# The request:
Please say how many lines of the listing hold "Core", with no other words in the answer.

[START Input]

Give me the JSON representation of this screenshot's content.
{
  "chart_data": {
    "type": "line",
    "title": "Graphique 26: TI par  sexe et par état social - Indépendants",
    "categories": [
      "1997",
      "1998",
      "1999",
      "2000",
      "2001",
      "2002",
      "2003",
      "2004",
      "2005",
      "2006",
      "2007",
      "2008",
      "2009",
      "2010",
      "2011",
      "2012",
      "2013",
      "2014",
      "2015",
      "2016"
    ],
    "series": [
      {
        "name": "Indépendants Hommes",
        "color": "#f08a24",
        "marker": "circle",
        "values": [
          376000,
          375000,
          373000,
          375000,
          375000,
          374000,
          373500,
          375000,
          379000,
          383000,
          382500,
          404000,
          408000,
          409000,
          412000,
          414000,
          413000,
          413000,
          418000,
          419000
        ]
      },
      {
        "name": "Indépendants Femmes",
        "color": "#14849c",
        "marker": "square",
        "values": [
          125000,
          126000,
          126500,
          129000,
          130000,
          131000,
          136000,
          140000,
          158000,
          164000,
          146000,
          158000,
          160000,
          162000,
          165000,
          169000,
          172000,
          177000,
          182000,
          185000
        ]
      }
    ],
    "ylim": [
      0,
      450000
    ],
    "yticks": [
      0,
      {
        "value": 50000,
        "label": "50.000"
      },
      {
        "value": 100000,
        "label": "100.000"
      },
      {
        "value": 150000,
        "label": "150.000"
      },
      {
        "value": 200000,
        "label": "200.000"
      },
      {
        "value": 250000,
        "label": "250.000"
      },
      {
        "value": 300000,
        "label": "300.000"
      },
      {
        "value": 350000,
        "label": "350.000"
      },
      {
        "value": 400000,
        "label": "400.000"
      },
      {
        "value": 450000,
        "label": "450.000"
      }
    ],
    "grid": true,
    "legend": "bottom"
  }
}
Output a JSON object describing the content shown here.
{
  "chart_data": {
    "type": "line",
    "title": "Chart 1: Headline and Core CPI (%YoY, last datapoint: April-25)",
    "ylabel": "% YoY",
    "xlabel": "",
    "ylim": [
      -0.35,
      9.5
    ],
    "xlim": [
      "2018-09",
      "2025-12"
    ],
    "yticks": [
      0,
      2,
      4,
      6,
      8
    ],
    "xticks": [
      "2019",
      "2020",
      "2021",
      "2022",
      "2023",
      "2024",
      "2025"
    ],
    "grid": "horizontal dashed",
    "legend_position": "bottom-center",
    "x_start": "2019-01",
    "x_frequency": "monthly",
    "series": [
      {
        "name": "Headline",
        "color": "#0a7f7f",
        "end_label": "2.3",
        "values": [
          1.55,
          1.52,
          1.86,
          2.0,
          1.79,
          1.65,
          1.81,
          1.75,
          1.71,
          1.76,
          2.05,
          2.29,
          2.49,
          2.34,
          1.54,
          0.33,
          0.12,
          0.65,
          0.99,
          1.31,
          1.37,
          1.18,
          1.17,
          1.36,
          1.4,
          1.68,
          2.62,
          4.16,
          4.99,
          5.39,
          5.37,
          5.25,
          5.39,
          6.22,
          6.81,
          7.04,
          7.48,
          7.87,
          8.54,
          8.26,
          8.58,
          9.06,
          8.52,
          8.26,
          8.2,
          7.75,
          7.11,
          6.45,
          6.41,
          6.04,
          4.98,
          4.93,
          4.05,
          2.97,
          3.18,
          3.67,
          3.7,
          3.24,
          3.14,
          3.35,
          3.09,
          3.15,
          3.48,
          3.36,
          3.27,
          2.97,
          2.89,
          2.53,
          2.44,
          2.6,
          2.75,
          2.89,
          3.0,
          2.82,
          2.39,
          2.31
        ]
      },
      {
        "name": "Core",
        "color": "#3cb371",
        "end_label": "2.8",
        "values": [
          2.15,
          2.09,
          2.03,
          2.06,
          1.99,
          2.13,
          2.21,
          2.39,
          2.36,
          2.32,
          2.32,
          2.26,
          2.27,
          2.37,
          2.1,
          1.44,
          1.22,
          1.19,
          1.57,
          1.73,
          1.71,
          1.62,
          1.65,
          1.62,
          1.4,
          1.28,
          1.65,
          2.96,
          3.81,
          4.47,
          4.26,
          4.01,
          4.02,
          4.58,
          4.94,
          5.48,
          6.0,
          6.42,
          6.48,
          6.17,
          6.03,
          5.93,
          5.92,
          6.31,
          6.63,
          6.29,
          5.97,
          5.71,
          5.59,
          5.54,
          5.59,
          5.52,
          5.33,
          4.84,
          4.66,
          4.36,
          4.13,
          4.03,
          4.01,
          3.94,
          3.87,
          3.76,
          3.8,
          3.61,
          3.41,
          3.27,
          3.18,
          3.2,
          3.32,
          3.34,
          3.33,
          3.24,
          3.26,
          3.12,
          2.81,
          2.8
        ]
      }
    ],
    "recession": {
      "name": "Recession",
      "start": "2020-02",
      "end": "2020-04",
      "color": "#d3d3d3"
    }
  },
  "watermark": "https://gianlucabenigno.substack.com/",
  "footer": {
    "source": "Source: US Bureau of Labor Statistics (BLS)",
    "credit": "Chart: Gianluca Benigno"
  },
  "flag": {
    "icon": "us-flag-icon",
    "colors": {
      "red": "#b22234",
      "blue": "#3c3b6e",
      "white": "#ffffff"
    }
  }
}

[END Input]

# Result for this exercise:
2